Your task:
Give an exact copy of every line, leaving images out.

Material:
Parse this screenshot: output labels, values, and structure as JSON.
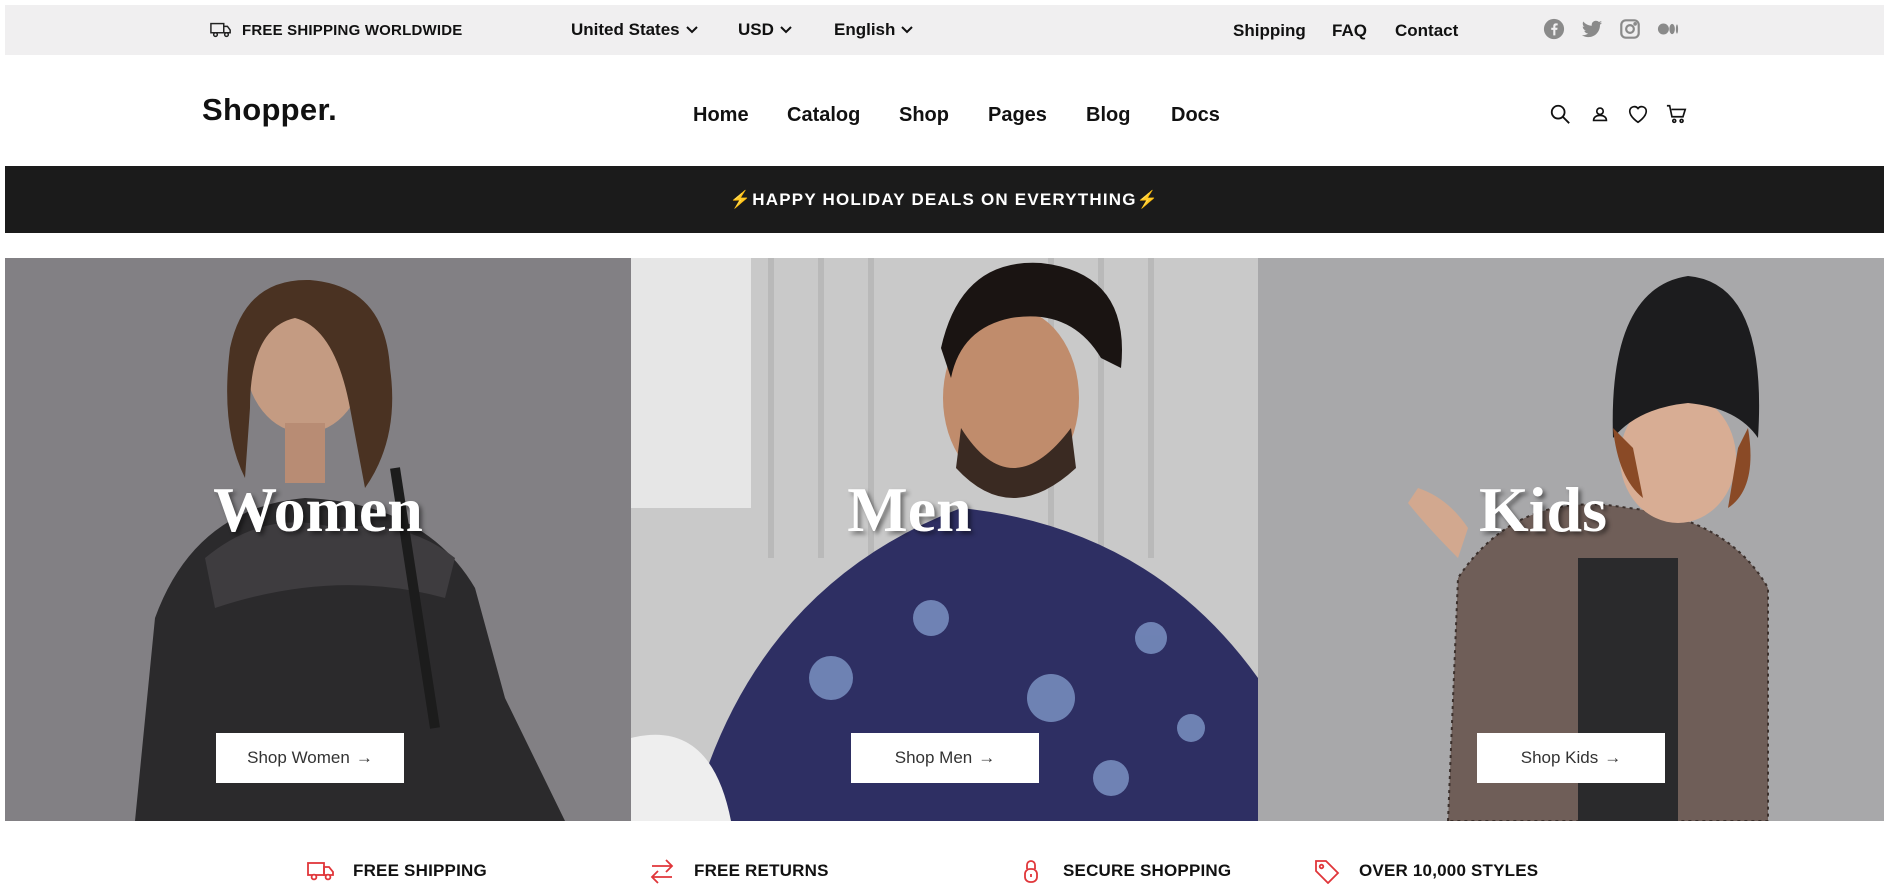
{
  "topbar": {
    "shipping_notice": "FREE SHIPPING WORLDWIDE",
    "country": "United States",
    "currency": "USD",
    "language": "English",
    "links": [
      "Shipping",
      "FAQ",
      "Contact"
    ],
    "social_icons": [
      "facebook-icon",
      "twitter-icon",
      "instagram-icon",
      "medium-icon"
    ]
  },
  "header": {
    "logo": "Shopper.",
    "nav": [
      "Home",
      "Catalog",
      "Shop",
      "Pages",
      "Blog",
      "Docs"
    ],
    "icons": [
      "search-icon",
      "user-icon",
      "heart-icon",
      "cart-icon"
    ]
  },
  "promo": {
    "bolt": "⚡",
    "text": "HAPPY HOLIDAY DEALS ON EVERYTHING"
  },
  "hero": {
    "panels": [
      {
        "title": "Women",
        "button": "Shop Women",
        "arrow": "→"
      },
      {
        "title": "Men",
        "button": "Shop Men",
        "arrow": "→"
      },
      {
        "title": "Kids",
        "button": "Shop Kids",
        "arrow": "→"
      }
    ]
  },
  "features": [
    {
      "label": "FREE SHIPPING",
      "icon": "truck-icon"
    },
    {
      "label": "FREE RETURNS",
      "icon": "exchange-arrows-icon"
    },
    {
      "label": "SECURE SHOPPING",
      "icon": "lock-icon"
    },
    {
      "label": "OVER 10,000 STYLES",
      "icon": "tag-icon"
    }
  ],
  "colors": {
    "topbar_bg": "#f0eff0",
    "promo_bg": "#1b1b1b",
    "accent_red": "#e0363a",
    "bolt": "#f0b43c"
  }
}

Result:
Parse this screenshot: output labels, values, and structure as JSON.
{
  "topbar": {
    "shipping_notice": "FREE SHIPPING WORLDWIDE",
    "country": "United States",
    "currency": "USD",
    "language": "English",
    "links": [
      "Shipping",
      "FAQ",
      "Contact"
    ],
    "social_icons": [
      "facebook-icon",
      "twitter-icon",
      "instagram-icon",
      "medium-icon"
    ]
  },
  "header": {
    "logo": "Shopper.",
    "nav": [
      "Home",
      "Catalog",
      "Shop",
      "Pages",
      "Blog",
      "Docs"
    ],
    "icons": [
      "search-icon",
      "user-icon",
      "heart-icon",
      "cart-icon"
    ]
  },
  "promo": {
    "bolt": "⚡",
    "text": "HAPPY HOLIDAY DEALS ON EVERYTHING"
  },
  "hero": {
    "panels": [
      {
        "title": "Women",
        "button": "Shop Women",
        "arrow": "→"
      },
      {
        "title": "Men",
        "button": "Shop Men",
        "arrow": "→"
      },
      {
        "title": "Kids",
        "button": "Shop Kids",
        "arrow": "→"
      }
    ]
  },
  "features": [
    {
      "label": "FREE SHIPPING",
      "icon": "truck-icon"
    },
    {
      "label": "FREE RETURNS",
      "icon": "exchange-arrows-icon"
    },
    {
      "label": "SECURE SHOPPING",
      "icon": "lock-icon"
    },
    {
      "label": "OVER 10,000 STYLES",
      "icon": "tag-icon"
    }
  ],
  "colors": {
    "topbar_bg": "#f0eff0",
    "promo_bg": "#1b1b1b",
    "accent_red": "#e0363a",
    "bolt": "#f0b43c"
  }
}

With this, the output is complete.